[Records about charts and figures]
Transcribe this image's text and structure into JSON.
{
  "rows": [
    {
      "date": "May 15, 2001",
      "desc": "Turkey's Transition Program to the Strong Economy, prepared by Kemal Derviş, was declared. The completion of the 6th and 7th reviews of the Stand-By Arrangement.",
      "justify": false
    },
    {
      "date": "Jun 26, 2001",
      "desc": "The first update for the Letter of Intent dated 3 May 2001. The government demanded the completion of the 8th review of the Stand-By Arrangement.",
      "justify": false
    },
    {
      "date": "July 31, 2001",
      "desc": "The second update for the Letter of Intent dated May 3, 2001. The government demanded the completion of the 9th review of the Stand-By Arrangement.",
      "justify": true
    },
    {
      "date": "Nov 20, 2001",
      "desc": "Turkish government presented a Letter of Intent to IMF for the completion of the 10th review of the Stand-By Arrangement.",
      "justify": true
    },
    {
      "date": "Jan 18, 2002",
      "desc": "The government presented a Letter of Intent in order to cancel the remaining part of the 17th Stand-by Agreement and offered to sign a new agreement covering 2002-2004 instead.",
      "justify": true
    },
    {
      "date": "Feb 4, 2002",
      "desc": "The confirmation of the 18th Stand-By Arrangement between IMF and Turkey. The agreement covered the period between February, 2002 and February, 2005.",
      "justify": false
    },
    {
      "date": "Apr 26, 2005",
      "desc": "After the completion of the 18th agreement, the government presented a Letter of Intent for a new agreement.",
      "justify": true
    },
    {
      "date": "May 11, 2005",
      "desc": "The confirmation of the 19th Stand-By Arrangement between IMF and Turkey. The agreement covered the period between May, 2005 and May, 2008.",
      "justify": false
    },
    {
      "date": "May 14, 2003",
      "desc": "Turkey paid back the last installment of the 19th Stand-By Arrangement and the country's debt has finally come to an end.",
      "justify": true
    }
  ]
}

**Exercise description**: Write the entries again, exactly as they stand.

**Reply to the exercise**:
Transcribe this image's text and structure into JSON.
{
  "rows": [
    {
      "date": "May 15, 2001",
      "desc": "Turkey's Transition Program to the Strong Economy, prepared by Kemal Derviş, was declared. The completion of the 6th and 7th reviews of the Stand-By Arrangement.",
      "justify": false
    },
    {
      "date": "Jun 26, 2001",
      "desc": "The first update for the Letter of Intent dated 3 May 2001. The government demanded the completion of the 8th review of the Stand-By Arrangement.",
      "justify": false
    },
    {
      "date": "July 31, 2001",
      "desc": "The second update for the Letter of Intent dated May 3, 2001. The government demanded the completion of the 9th review of the Stand-By Arrangement.",
      "justify": true
    },
    {
      "date": "Nov 20, 2001",
      "desc": "Turkish government presented a Letter of Intent to IMF for the completion of the 10th review of the Stand-By Arrangement.",
      "justify": true
    },
    {
      "date": "Jan 18, 2002",
      "desc": "The government presented a Letter of Intent in order to cancel the remaining part of the 17th Stand-by Agreement and offered to sign a new agreement covering 2002-2004 instead.",
      "justify": true
    },
    {
      "date": "Feb 4, 2002",
      "desc": "The confirmation of the 18th Stand-By Arrangement between IMF and Turkey. The agreement covered the period between February, 2002 and February, 2005.",
      "justify": false
    },
    {
      "date": "Apr 26, 2005",
      "desc": "After the completion of the 18th agreement, the government presented a Letter of Intent for a new agreement.",
      "justify": true
    },
    {
      "date": "May 11, 2005",
      "desc": "The confirmation of the 19th Stand-By Arrangement between IMF and Turkey. The agreement covered the period between May, 2005 and May, 2008.",
      "justify": false
    },
    {
      "date": "May 14, 2003",
      "desc": "Turkey paid back the last installment of the 19th Stand-By Arrangement and the country's debt has finally come to an end.",
      "justify": true
    }
  ]
}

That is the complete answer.